[Records from a dataset]
◆ ◆ ◆ ◆ ◆ ◆ ◆
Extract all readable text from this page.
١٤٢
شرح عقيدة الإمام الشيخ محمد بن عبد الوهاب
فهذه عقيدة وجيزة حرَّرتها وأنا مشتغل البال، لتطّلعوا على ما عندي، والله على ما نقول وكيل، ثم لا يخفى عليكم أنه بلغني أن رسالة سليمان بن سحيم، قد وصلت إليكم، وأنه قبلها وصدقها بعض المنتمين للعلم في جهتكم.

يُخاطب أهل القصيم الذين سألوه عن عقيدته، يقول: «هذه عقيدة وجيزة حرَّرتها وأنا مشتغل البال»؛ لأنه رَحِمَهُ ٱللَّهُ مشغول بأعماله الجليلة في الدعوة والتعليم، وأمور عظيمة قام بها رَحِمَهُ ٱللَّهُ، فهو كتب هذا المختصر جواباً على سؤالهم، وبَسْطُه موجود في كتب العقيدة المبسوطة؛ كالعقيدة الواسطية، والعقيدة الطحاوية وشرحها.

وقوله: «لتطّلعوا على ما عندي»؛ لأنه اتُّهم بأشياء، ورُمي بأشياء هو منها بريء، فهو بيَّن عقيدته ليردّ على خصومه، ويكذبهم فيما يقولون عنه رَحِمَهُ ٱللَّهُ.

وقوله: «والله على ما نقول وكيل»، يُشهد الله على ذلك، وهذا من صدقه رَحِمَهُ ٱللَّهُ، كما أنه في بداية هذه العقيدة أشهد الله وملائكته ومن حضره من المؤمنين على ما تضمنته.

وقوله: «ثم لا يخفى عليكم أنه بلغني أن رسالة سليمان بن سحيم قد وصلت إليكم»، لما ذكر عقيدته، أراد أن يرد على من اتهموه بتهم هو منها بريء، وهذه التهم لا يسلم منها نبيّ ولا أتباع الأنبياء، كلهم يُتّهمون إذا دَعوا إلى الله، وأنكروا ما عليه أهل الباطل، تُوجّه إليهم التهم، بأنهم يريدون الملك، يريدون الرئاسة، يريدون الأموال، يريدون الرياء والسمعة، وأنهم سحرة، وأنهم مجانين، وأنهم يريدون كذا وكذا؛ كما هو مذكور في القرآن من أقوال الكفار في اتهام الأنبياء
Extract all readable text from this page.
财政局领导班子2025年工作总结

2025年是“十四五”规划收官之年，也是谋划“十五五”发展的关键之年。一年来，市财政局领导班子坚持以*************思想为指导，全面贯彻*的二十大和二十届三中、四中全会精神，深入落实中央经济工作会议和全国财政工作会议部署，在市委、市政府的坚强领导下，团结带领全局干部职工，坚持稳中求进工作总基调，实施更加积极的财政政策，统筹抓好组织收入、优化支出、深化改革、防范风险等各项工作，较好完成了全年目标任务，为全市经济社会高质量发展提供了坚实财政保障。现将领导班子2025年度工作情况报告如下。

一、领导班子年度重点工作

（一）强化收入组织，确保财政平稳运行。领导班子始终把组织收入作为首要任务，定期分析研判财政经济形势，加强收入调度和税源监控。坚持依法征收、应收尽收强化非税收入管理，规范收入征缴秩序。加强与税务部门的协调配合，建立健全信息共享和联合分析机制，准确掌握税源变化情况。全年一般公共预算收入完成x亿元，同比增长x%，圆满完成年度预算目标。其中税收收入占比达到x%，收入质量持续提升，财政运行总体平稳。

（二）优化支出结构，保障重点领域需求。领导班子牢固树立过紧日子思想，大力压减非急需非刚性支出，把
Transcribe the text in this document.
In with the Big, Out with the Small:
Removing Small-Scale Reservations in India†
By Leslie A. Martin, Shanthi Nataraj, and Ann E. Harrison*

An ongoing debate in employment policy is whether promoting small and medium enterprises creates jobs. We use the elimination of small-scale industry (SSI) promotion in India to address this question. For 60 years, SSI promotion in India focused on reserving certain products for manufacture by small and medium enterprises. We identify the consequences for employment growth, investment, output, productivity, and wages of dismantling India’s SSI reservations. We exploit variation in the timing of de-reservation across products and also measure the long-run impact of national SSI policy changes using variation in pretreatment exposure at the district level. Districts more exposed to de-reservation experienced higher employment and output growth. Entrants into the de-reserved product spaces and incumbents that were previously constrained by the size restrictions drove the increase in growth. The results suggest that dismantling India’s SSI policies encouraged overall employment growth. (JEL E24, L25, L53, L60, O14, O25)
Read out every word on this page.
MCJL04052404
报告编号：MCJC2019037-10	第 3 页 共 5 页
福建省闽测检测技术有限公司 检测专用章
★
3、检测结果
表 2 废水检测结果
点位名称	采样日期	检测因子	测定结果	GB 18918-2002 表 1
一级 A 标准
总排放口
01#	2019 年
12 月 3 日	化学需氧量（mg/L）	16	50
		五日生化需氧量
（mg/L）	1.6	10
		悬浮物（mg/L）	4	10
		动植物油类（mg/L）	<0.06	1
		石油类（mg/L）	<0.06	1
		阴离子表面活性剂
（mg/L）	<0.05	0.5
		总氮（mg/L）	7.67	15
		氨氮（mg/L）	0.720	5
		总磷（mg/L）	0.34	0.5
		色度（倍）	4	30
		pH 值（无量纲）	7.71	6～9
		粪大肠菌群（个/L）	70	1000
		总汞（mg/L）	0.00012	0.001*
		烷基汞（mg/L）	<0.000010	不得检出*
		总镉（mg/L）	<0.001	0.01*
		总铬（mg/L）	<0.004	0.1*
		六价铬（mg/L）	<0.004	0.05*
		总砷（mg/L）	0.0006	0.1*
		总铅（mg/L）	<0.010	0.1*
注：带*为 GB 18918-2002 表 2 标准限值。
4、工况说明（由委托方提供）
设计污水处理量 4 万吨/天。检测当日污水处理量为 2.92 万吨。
◆ ◆ ◆ ◆ ◆ ◆ ◆
From the data above, copy each line that holds "وكيل".

فهذه عقيدة وجيزة حرَّرتها وأنا مشتغل البال، لتطّلعوا على ما عندي، والله على ما نقول وكيل، ثم لا يخفى عليكم أنه بلغني أن رسالة سليمان بن سحيم، قد وصلت إليكم، وأنه قبلها وصدقها بعض المنتمين للعلم في جهتكم.
وقوله: «والله على ما نقول وكيل»، يُشهد الله على ذلك، وهذا من صدقه رَحِمَهُ ٱللَّهُ، كما أنه في بداية هذه العقيدة أشهد الله وملائكته ومن حضره من المؤمنين على ما تضمنته.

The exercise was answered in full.